TASK BRIEF: Where a line below holds the string "Vilela", copy that line.

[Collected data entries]

-=-=-

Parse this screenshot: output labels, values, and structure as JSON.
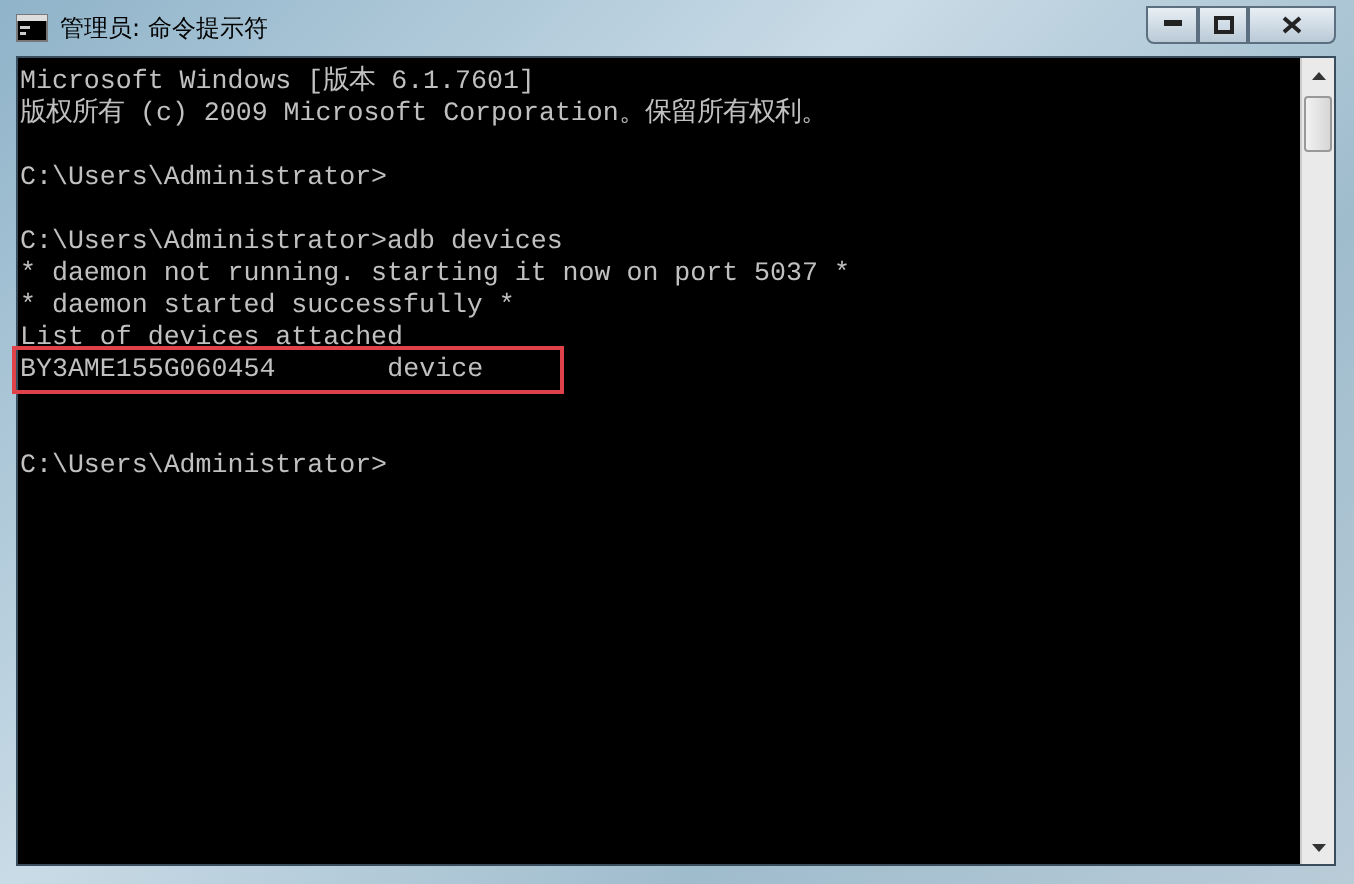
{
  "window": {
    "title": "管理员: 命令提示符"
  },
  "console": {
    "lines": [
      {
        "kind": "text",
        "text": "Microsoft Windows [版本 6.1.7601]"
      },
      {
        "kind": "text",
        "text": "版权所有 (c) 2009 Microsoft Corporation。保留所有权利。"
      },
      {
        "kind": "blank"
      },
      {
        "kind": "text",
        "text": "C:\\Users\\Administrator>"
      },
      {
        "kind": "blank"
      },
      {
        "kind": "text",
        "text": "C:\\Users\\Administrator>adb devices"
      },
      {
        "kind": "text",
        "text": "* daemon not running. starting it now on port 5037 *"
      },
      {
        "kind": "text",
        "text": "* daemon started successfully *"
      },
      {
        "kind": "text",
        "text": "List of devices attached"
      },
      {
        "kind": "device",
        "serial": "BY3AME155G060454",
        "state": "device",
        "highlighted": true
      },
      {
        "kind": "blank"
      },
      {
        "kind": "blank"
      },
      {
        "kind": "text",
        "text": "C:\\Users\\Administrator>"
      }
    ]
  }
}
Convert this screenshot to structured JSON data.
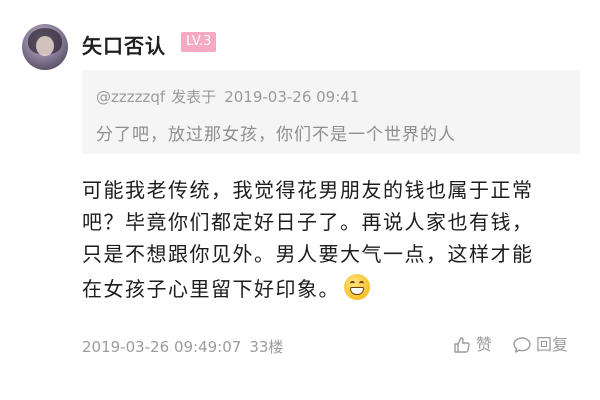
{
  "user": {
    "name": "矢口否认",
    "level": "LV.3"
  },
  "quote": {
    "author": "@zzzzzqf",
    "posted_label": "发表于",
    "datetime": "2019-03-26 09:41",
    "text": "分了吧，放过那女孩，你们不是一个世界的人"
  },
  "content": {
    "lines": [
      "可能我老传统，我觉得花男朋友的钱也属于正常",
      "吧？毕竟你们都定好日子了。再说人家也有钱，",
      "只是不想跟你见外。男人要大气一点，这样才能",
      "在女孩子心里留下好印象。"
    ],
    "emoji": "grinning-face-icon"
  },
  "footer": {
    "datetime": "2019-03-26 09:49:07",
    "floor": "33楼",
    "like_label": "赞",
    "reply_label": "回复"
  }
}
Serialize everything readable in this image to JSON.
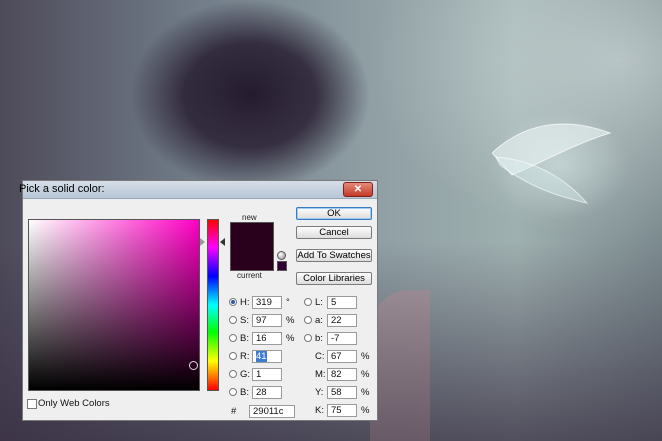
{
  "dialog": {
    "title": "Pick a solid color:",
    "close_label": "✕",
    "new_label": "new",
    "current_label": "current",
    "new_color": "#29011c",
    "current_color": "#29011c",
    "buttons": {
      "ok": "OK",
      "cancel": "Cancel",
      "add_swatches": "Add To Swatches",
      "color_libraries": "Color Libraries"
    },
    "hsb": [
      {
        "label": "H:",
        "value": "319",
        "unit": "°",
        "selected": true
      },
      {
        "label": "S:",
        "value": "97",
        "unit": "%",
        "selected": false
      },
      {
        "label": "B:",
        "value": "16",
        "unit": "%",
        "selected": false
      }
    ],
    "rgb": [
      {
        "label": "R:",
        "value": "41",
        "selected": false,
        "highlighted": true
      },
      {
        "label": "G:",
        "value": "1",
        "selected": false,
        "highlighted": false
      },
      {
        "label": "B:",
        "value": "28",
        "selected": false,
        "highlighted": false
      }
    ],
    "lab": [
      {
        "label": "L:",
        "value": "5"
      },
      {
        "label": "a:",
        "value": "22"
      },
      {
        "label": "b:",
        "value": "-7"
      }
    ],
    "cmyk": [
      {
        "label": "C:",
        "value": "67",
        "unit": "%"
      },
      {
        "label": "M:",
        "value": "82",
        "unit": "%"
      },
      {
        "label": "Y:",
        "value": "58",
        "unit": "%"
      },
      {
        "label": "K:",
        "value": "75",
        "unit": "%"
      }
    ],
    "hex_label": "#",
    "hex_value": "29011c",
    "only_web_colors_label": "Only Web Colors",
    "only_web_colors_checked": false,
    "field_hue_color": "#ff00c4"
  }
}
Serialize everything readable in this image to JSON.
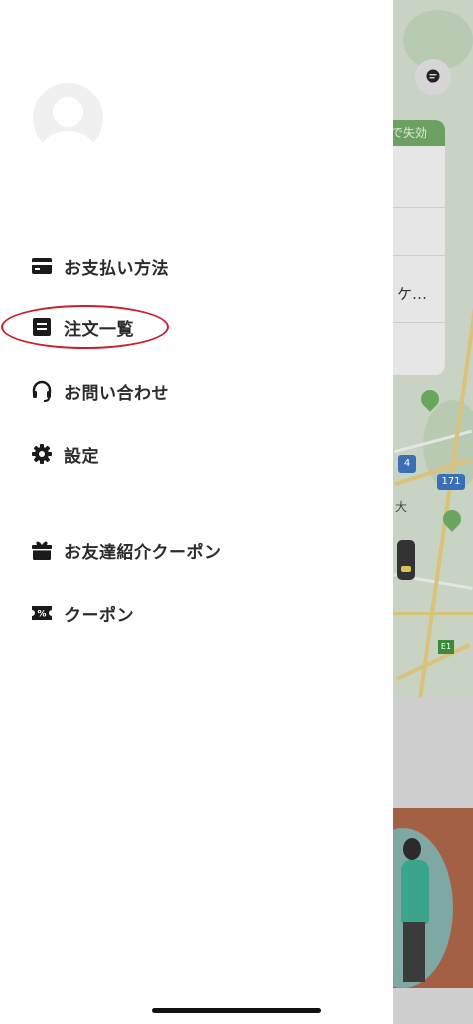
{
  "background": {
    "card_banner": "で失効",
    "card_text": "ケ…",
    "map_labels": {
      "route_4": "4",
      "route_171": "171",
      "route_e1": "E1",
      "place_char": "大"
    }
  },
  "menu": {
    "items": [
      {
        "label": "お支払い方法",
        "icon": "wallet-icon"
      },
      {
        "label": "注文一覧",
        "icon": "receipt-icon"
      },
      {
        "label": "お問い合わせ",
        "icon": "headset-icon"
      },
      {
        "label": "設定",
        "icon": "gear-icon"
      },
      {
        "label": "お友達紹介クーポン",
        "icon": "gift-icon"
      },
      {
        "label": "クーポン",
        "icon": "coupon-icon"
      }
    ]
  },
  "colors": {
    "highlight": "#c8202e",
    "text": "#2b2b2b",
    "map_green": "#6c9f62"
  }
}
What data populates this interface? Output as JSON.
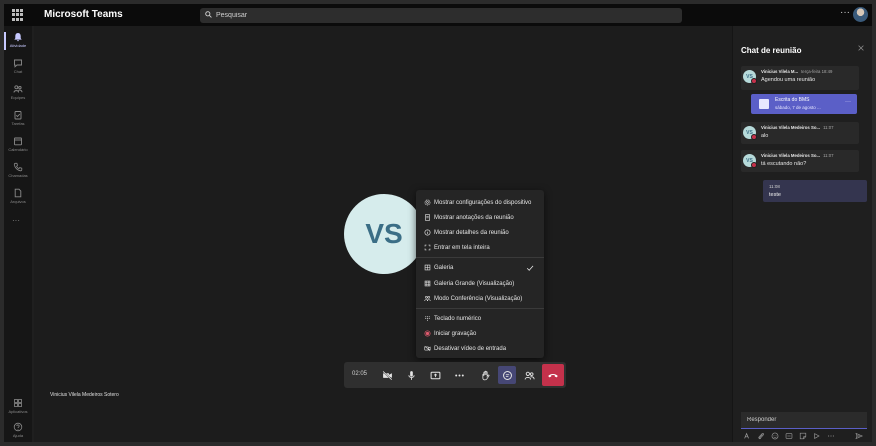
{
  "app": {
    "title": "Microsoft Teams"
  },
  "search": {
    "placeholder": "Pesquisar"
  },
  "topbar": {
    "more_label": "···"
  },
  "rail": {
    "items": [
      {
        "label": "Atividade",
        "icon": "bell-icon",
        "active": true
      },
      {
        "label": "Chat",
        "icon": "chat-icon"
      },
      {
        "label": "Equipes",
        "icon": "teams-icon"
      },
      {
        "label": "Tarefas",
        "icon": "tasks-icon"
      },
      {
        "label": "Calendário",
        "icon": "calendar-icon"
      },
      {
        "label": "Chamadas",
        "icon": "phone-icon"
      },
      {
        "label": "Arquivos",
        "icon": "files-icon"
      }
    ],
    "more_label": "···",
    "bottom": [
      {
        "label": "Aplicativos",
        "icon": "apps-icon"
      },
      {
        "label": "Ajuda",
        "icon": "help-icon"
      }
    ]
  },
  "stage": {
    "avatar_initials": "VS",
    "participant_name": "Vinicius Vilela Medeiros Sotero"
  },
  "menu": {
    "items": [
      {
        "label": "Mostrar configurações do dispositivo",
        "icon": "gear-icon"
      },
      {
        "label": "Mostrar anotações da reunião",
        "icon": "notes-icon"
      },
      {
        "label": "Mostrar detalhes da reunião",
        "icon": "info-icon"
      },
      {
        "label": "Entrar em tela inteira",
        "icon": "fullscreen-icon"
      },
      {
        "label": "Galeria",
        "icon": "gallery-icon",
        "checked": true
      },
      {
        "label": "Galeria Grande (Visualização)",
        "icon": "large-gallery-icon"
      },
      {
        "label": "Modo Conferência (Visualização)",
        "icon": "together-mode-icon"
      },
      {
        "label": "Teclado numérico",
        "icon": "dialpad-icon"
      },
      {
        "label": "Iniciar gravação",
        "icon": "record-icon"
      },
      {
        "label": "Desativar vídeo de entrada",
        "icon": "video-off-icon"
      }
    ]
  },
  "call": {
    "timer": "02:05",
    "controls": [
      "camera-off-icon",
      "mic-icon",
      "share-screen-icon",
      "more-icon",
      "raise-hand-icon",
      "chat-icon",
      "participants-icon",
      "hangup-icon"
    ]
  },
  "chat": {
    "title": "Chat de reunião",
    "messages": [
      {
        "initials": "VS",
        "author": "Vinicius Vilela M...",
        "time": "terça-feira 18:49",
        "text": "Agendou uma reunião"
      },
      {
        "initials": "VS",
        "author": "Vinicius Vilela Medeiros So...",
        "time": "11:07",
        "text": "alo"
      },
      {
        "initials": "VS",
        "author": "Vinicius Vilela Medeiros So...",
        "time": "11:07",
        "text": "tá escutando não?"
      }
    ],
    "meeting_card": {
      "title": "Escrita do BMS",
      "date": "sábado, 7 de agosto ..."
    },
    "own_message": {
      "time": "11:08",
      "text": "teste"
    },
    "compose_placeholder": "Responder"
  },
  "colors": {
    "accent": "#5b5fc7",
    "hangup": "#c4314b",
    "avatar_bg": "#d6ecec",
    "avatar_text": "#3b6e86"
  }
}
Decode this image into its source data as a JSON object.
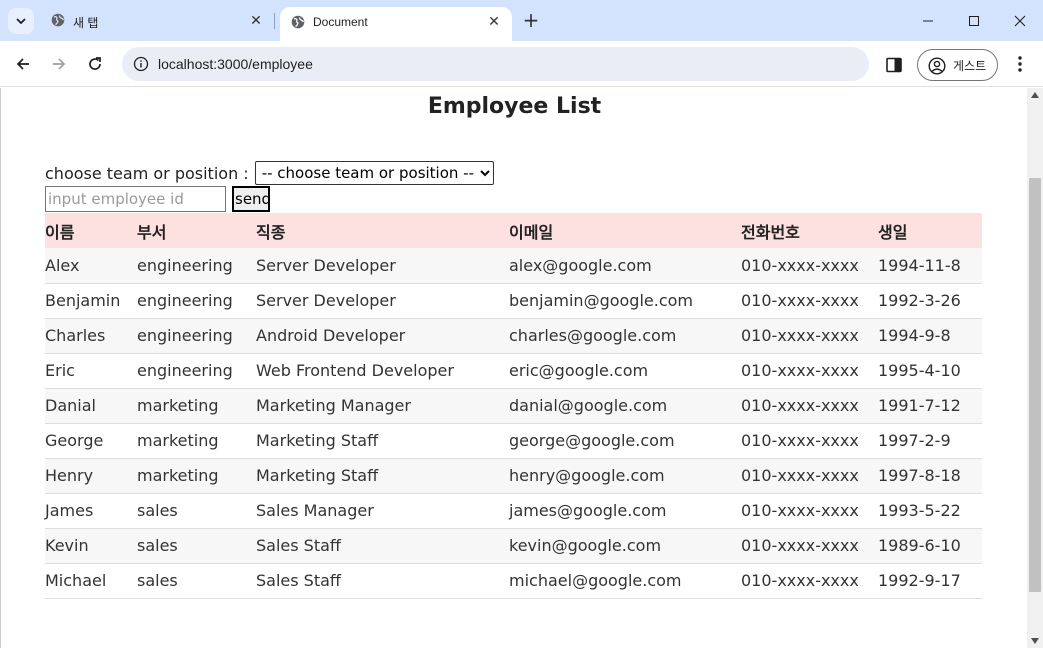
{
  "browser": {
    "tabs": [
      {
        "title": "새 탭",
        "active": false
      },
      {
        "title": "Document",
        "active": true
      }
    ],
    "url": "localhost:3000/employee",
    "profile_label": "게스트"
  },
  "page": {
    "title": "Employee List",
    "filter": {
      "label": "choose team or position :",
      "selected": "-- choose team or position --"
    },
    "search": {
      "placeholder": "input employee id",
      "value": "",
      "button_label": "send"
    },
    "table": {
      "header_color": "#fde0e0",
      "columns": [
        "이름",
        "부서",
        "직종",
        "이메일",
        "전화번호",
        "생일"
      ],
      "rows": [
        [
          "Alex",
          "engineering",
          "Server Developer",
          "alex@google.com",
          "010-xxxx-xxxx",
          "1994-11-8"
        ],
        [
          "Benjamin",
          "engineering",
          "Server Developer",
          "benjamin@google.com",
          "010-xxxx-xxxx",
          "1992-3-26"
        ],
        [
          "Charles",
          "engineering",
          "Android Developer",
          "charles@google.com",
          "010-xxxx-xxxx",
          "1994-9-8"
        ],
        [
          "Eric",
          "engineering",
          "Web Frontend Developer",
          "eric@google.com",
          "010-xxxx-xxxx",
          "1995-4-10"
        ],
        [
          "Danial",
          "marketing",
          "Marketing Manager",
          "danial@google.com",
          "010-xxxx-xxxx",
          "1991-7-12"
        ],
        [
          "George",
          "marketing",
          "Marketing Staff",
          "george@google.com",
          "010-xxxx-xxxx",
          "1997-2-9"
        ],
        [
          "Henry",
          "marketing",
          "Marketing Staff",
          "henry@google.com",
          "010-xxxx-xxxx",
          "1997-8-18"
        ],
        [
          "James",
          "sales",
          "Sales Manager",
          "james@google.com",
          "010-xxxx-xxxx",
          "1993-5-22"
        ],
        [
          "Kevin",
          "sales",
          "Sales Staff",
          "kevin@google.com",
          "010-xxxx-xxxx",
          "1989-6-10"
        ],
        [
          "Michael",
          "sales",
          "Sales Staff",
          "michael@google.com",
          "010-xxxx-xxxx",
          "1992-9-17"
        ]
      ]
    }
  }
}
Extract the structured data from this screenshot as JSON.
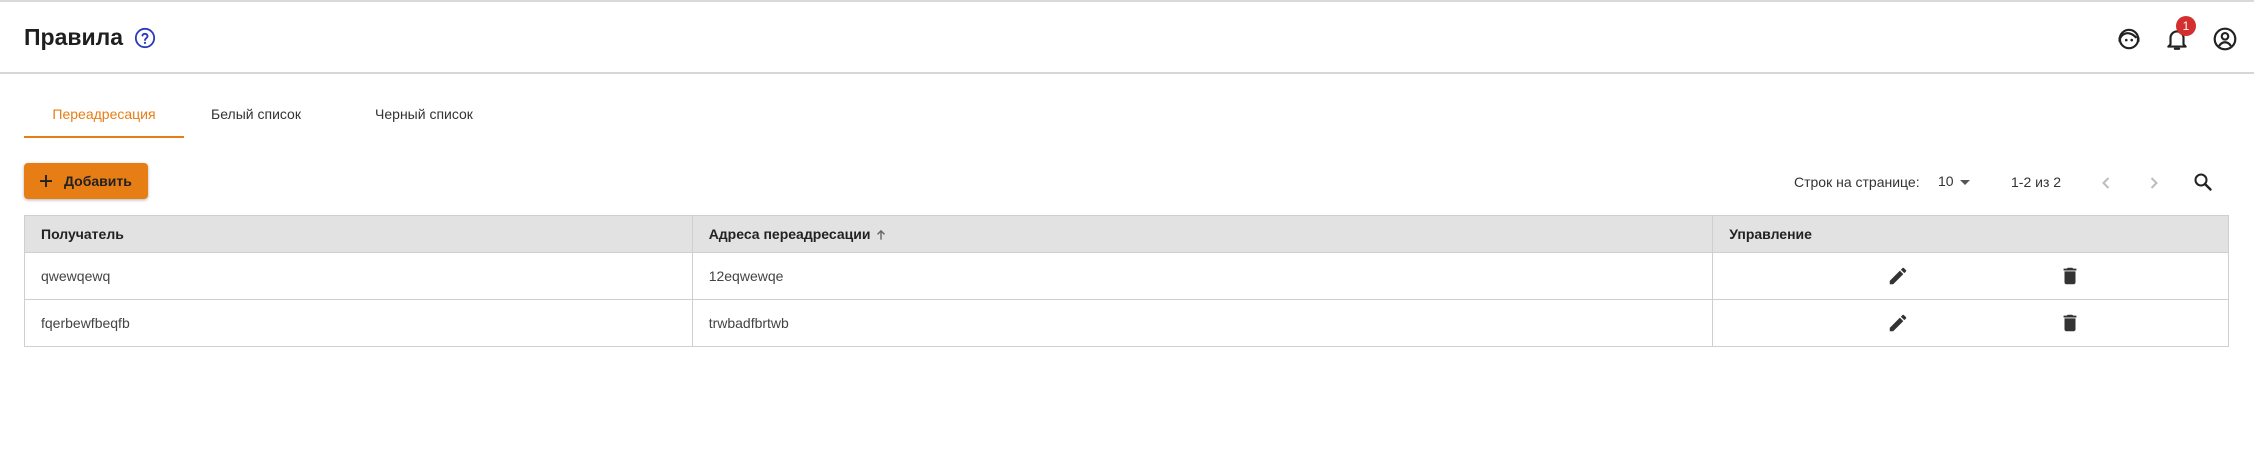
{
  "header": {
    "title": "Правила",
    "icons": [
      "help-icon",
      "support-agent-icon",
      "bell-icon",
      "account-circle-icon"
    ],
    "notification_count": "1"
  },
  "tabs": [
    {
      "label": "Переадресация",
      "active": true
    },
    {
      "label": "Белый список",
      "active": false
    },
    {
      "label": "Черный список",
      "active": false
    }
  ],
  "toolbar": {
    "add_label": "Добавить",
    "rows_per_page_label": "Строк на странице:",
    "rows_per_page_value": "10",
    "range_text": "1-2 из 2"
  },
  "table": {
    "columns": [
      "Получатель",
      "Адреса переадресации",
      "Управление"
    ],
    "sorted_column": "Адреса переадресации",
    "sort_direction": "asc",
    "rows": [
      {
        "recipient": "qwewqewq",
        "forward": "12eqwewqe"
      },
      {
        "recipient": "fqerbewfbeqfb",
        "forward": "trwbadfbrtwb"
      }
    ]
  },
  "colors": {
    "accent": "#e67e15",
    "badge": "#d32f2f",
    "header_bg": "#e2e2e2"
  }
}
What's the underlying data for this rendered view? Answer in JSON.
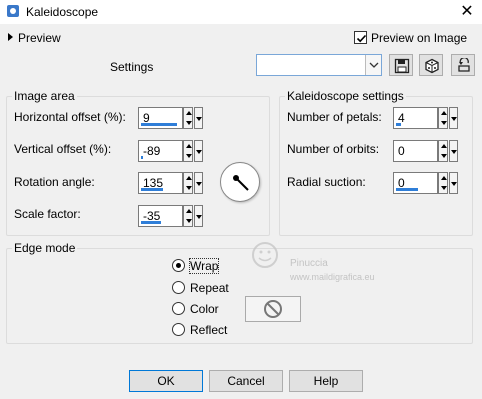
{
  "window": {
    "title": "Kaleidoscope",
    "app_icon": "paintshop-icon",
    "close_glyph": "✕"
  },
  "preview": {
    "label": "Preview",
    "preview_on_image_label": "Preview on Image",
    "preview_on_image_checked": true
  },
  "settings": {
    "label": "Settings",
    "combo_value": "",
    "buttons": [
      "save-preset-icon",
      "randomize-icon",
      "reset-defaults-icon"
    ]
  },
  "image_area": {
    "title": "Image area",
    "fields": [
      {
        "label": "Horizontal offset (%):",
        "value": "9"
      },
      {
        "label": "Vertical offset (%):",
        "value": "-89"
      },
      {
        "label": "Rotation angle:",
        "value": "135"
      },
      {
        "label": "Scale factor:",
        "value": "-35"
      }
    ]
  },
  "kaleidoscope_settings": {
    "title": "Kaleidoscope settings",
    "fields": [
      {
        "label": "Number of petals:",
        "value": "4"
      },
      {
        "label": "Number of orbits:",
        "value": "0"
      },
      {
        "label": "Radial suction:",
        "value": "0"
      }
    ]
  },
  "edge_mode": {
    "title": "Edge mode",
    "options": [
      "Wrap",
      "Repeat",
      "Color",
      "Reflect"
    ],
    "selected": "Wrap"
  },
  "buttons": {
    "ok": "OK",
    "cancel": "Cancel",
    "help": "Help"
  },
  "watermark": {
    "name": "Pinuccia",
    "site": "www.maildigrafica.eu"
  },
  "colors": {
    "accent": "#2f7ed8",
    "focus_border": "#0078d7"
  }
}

-=-=-

RESULT OF THE TASK:
    "participant_name": "Vinicius Vilela Medeiros Sotero"
        "author": "Vinicius Vilela M...",
        "author": "Vinicius Vilela Medeiros So...",
        "author": "Vinicius Vilela Medeiros So...",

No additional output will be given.